Stated goal ▸
Check every line of the entries that follow, and copy the ones containing "Кольчугинский".

Collected data entries
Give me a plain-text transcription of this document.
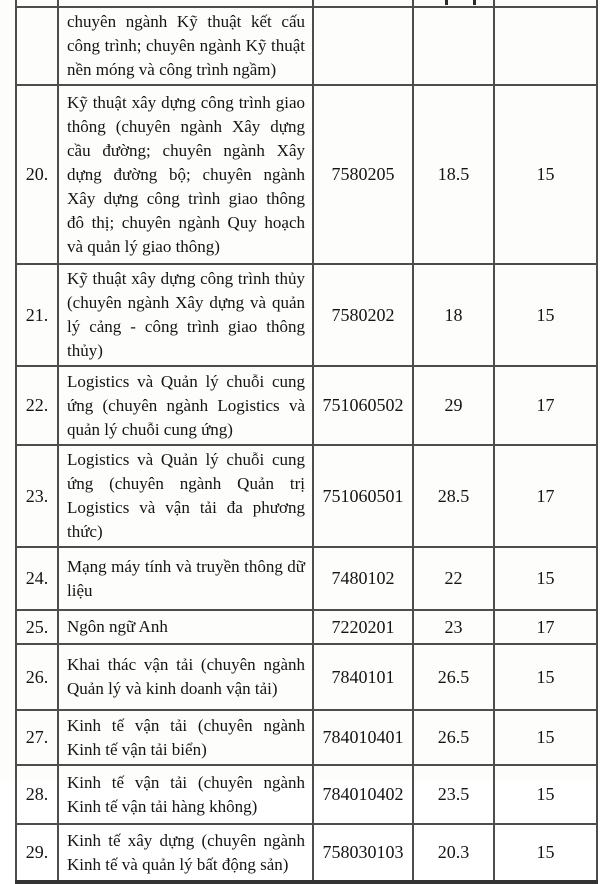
	chuyên ngành Kỹ thuật kết cấu công trình; chuyên ngành Kỹ thuật nền móng và công trình ngầm)			
20.	Kỹ thuật xây dựng công trình giao thông (chuyên ngành Xây dựng cầu đường; chuyên ngành Xây dựng đường bộ; chuyên ngành Xây dựng công trình giao thông đô thị; chuyên ngành Quy hoạch và quản lý giao thông)	7580205	18.5	15
21.	Kỹ thuật xây dựng công trình thủy (chuyên ngành Xây dựng và quản lý cảng - công trình giao thông thủy)	7580202	18	15
22.	Logistics và Quản lý chuỗi cung ứng (chuyên ngành Logistics và quản lý chuỗi cung ứng)	751060502	29	17
23.	Logistics và Quản lý chuỗi cung ứng (chuyên ngành Quản trị Logistics và vận tải đa phương thức)	751060501	28.5	17
24.	Mạng máy tính và truyền thông dữ liệu	7480102	22	15
25.	Ngôn ngữ Anh	7220201	23	17
26.	Khai thác vận tải (chuyên ngành Quản lý và kinh doanh vận tải)	7840101	26.5	15
27.	Kinh tế vận tải (chuyên ngành Kinh tế vận tải biển)	784010401	26.5	15
28.	Kinh tế vận tải (chuyên ngành Kinh tế vận tải hàng không)	784010402	23.5	15
29.	Kinh tế xây dựng (chuyên ngành Kinh tế và quản lý bất động sản)	758030103	20.3	15
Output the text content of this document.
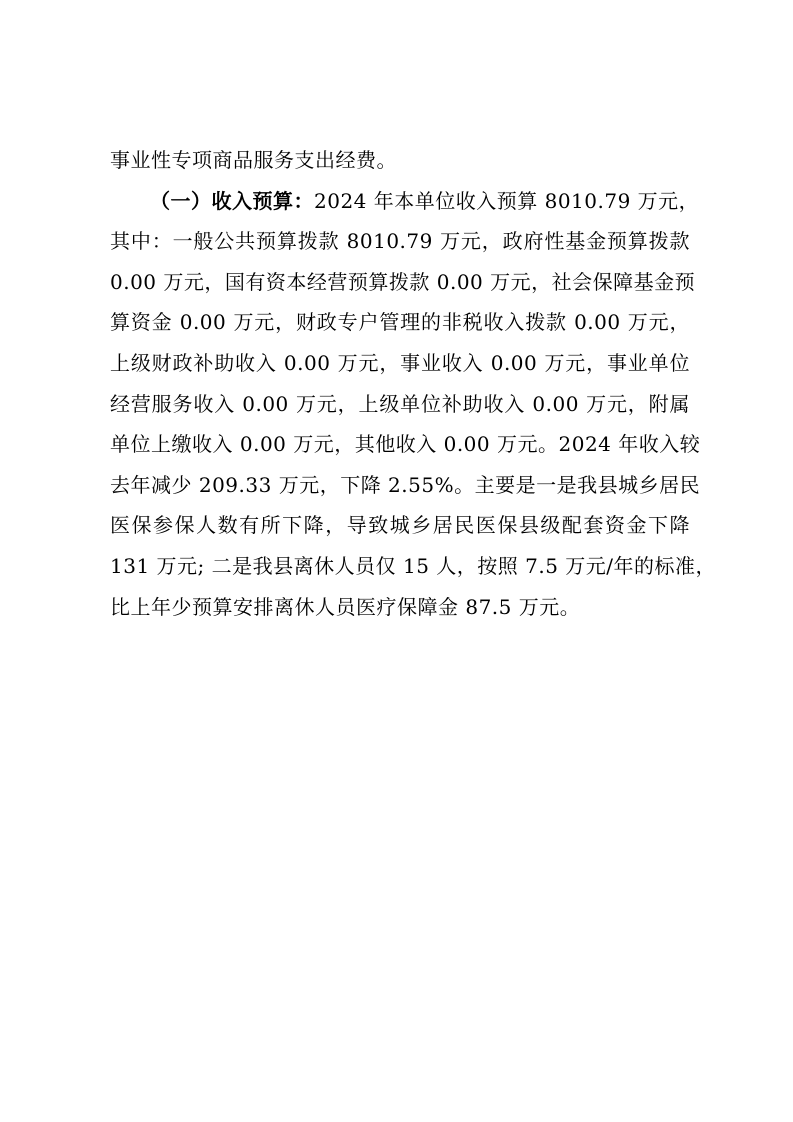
事业性专项商品服务支出经费。
（一）收入预算：2024 年本单位收入预算 8010.79 万元，
其中：一般公共预算拨款 8010.79 万元，政府性基金预算拨款
0.00 万元，国有资本经营预算拨款 0.00 万元，社会保障基金预
算资金 0.00 万元，财政专户管理的非税收入拨款 0.00 万元，
上级财政补助收入 0.00 万元，事业收入 0.00 万元，事业单位
经营服务收入 0.00 万元，上级单位补助收入 0.00 万元，附属
单位上缴收入 0.00 万元，其他收入 0.00 万元。2024 年收入较
去年减少 209.33 万元，下降 2.55%。主要是一是我县城乡居民
医保参保人数有所下降，导致城乡居民医保县级配套资金下降
131 万元; 二是我县离休人员仅 15 人，按照 7.5 万元/年的标准，
比上年少预算安排离休人员医疗保障金 87.5 万元。
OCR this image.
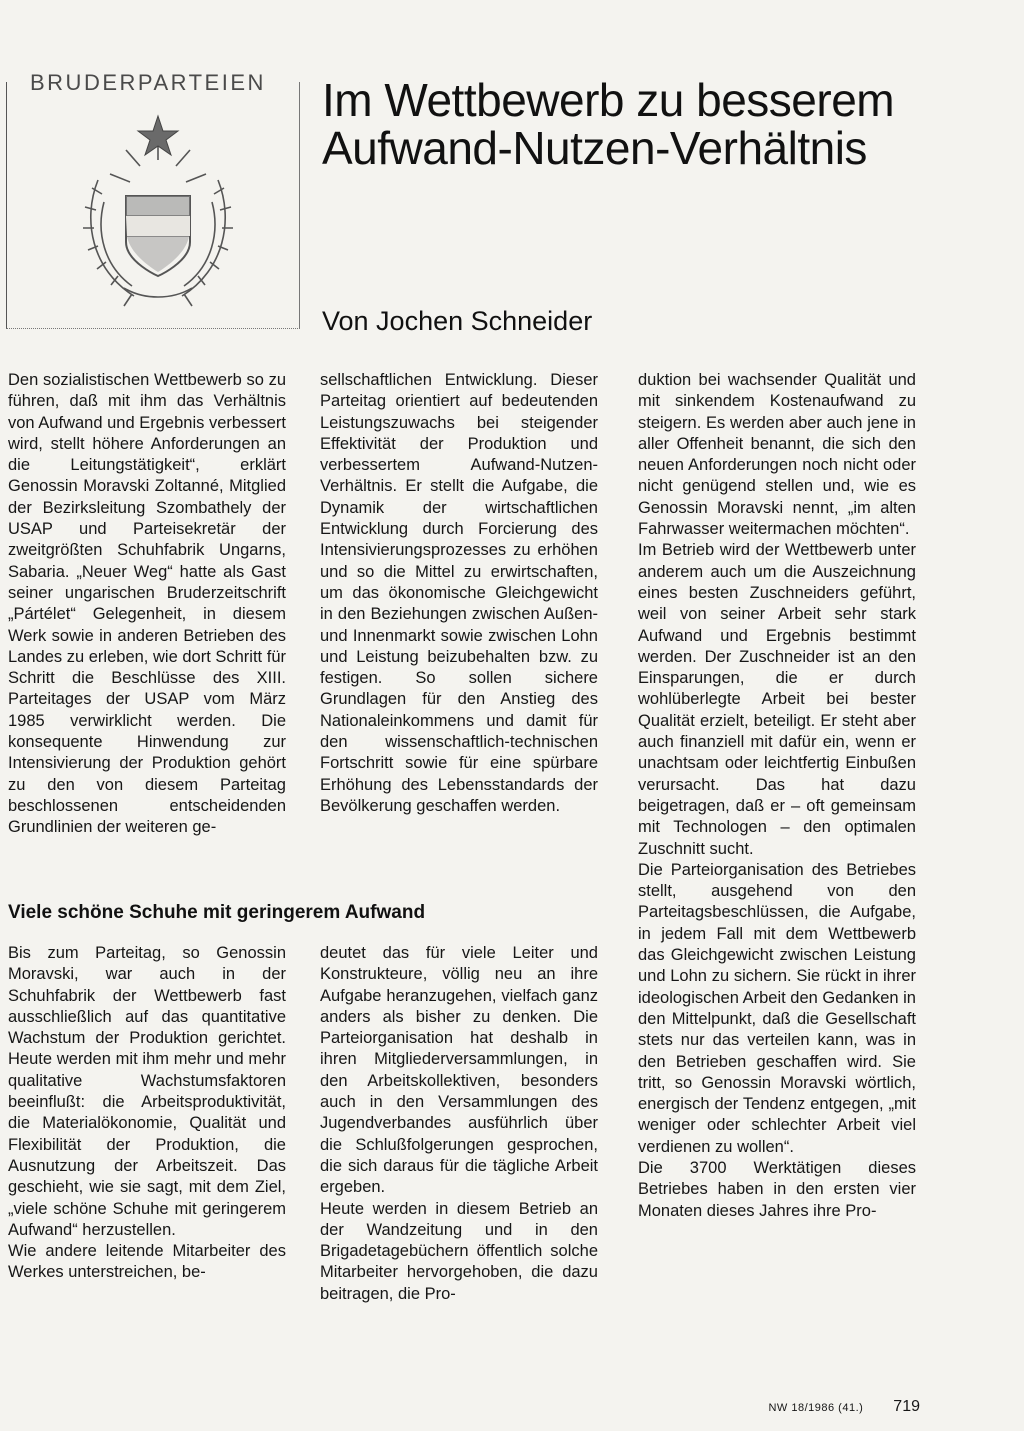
BRUDERPARTEIEN Im Wettbewerb zu besserem
Aufwand-Nutzen-Verhältnis
Von Jochen Schneider

Den sozialistischen Wettbewerb so zu führen, daß mit ihm das Verhältnis von Aufwand und Ergebnis verbessert wird, stellt höhere Anforderungen an die Leitungstätigkeit“, erklärt Genossin Moravski Zoltanné, Mitglied der Bezirksleitung Szombathely der USAP und Parteisekretär der zweitgrößten Schuhfabrik Ungarns, Sabaria. „Neuer Weg“ hatte als Gast seiner ungarischen Bruderzeitschrift „Pártélet“ Gelegenheit, in diesem Werk sowie in anderen Betrieben des Landes zu erleben, wie dort Schritt für Schritt die Beschlüsse des XIII. Parteitages der USAP vom März 1985 verwirklicht werden. Die konsequente Hinwendung zur Intensivierung der Produktion gehört zu den von diesem Parteitag beschlossenen entscheidenden Grundlinien der weiteren ge-

sellschaftlichen Entwicklung. Dieser Parteitag orientiert auf bedeutenden Leistungszuwachs bei steigender Effektivität der Produktion und verbessertem Aufwand-Nutzen-Verhältnis. Er stellt die Aufgabe, die Dynamik der wirtschaftlichen Entwicklung durch Forcierung des Intensivierungsprozesses zu erhöhen und so die Mittel zu erwirtschaften, um das ökonomische Gleichgewicht in den Beziehungen zwischen Außen- und Innenmarkt sowie zwischen Lohn und Leistung beizubehalten bzw. zu festigen. So sollen sichere Grundlagen für den Anstieg des Nationaleinkommens und damit für den wissenschaftlich-technischen Fortschritt sowie für eine spürbare Erhöhung des Lebensstandards der Bevölkerung geschaffen werden.

duktion bei wachsender Qualität und mit sinkendem Kostenaufwand zu steigern. Es werden aber auch jene in aller Offenheit benannt, die sich den neuen Anforderungen noch nicht oder nicht genügend stellen und, wie es Genossin Moravski nennt, „im alten Fahrwasser weitermachen möchten“.

Im Betrieb wird der Wettbewerb unter anderem auch um die Auszeichnung eines besten Zuschneiders geführt, weil von seiner Arbeit sehr stark Aufwand und Ergebnis bestimmt werden. Der Zuschneider ist an den Einsparungen, die er durch wohlüberlegte Arbeit bei bester Qualität erzielt, beteiligt. Er steht aber auch finanziell mit dafür ein, wenn er unachtsam oder leichtfertig Einbußen verursacht. Das hat dazu beigetragen, daß er – oft gemeinsam mit Technologen – den optimalen Zuschnitt sucht.

Die Parteiorganisation des Betriebes stellt, ausgehend von den Parteitagsbeschlüssen, die Aufgabe, in jedem Fall mit dem Wettbewerb das Gleichgewicht zwischen Leistung und Lohn zu sichern. Sie rückt in ihrer ideologischen Arbeit den Gedanken in den Mittelpunkt, daß die Gesellschaft stets nur das verteilen kann, was in den Betrieben geschaffen wird. Sie tritt, so Genossin Moravski wörtlich, energisch der Tendenz entgegen, „mit weniger oder schlechter Arbeit viel verdienen zu wollen“.

Die 3700 Werktätigen dieses Betriebes haben in den ersten vier Monaten dieses Jahres ihre Pro-

Viele schöne Schuhe mit geringerem Aufwand

Bis zum Parteitag, so Genossin Moravski, war auch in der Schuhfabrik der Wettbewerb fast ausschließlich auf das quantitative Wachstum der Produktion gerichtet. Heute werden mit ihm mehr und mehr qualitative Wachstumsfaktoren beeinflußt: die Arbeitsproduktivität, die Materialökonomie, Qualität und Flexibilität der Produktion, die Ausnutzung der Arbeitszeit. Das geschieht, wie sie sagt, mit dem Ziel, „viele schöne Schuhe mit geringerem Aufwand“ herzustellen.

Wie andere leitende Mitarbeiter des Werkes unterstreichen, be-

deutet das für viele Leiter und Konstrukteure, völlig neu an ihre Aufgabe heranzugehen, vielfach ganz anders als bisher zu denken. Die Parteiorganisation hat deshalb in ihren Mitgliederversammlungen, in den Arbeitskollektiven, besonders auch in den Versammlungen des Jugendverbandes ausführlich über die Schlußfolgerungen gesprochen, die sich daraus für die tägliche Arbeit ergeben.

Heute werden in diesem Betrieb an der Wandzeitung und in den Brigadetagebüchern öffentlich solche Mitarbeiter hervorgehoben, die dazu beitragen, die Pro-

NW 18/1986 (41.) 719
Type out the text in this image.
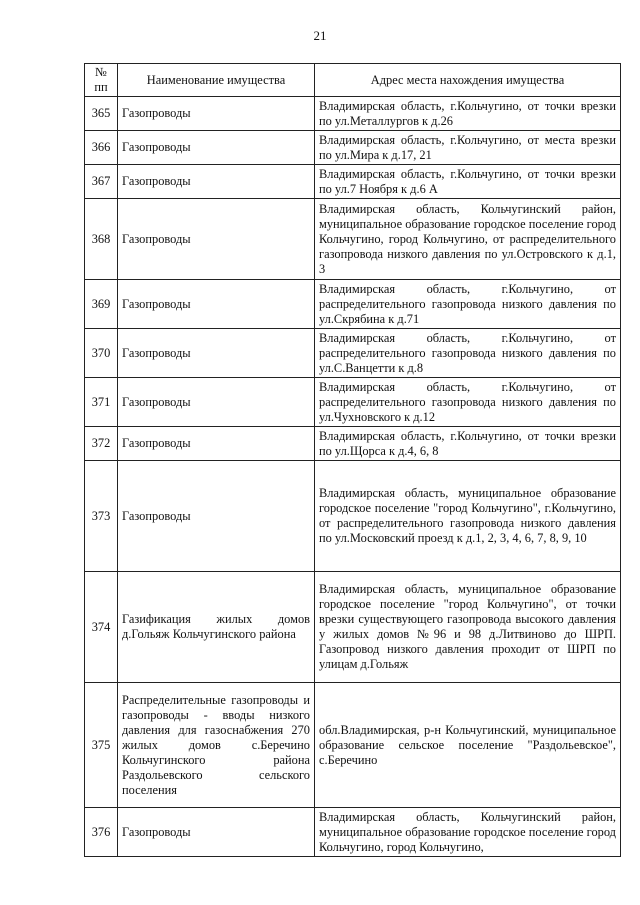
21
№ пп	Наименование имущества	Адрес места нахождения имущества
365	Газопроводы	Владимирская область, г.Кольчугино, от точки врезки по ул.Металлургов к д.26
366	Газопроводы	Владимирская область, г.Кольчугино, от места врезки по ул.Мира к д.17, 21
367	Газопроводы	Владимирская область, г.Кольчугино, от точки врезки по ул.7 Ноября к д.6 А
368	Газопроводы	Владимирская область, Кольчугинский район, муниципальное образование городское поселение город Кольчугино, город Кольчугино, от распределительного газопровода низкого давления по ул.Островского к д.1, 3
369	Газопроводы	Владимирская область, г.Кольчугино, от распределительного газопровода низкого давления по ул.Скрябина к д.71
370	Газопроводы	Владимирская область, г.Кольчугино, от распределительного газопровода низкого давления по ул.С.Ванцетти к д.8
371	Газопроводы	Владимирская область, г.Кольчугино, от распределительного газопровода низкого давления по ул.Чухновского к д.12
372	Газопроводы	Владимирская область, г.Кольчугино, от точки врезки по ул.Щорса к д.4, 6, 8
373	Газопроводы	Владимирская область, муниципальное образование городское поселение "город Кольчугино", г.Кольчугино, от распределительного газопровода низкого давления по ул.Московский проезд к д.1, 2, 3, 4, 6, 7, 8, 9, 10
374	Газификация жилых домов д.Гольяж Кольчугинского района	Владимирская область, муниципальное образование городское поселение "город Кольчугино", от точки врезки существующего газопровода высокого давления у жилых домов №96 и 98 д.Литвиново до ШРП. Газопровод низкого давления проходит от ШРП по улицам д.Гольяж
375	Распределительные газопроводы и газопроводы - вводы низкого давления для газоснабжения 270 жилых домов с.Беречино Кольчугинского района Раздольевского сельского поселения	обл.Владимирская, р-н Кольчугинский, муниципальное образование сельское поселение "Раздольевское", с.Беречино
376	Газопроводы	Владимирская область, Кольчугинский район, муниципальное образование городское поселение город Кольчугино, город Кольчугино,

Finished task ▸
368	Газопроводы	Владимирская область, Кольчугинский район, муниципальное образование городское поселение город Кольчугино, город Кольчугино, от распределительного газопровода низкого давления по ул.Островского к д.1, 3
375	Распределительные газопроводы и газопроводы - вводы низкого давления для газоснабжения 270 жилых домов с.Беречино Кольчугинского района Раздольевского сельского поселения	обл.Владимирская, р-н Кольчугинский, муниципальное образование сельское поселение "Раздольевское", с.Беречино
376	Газопроводы	Владимирская область, Кольчугинский район, муниципальное образование городское поселение город Кольчугино, город Кольчугино,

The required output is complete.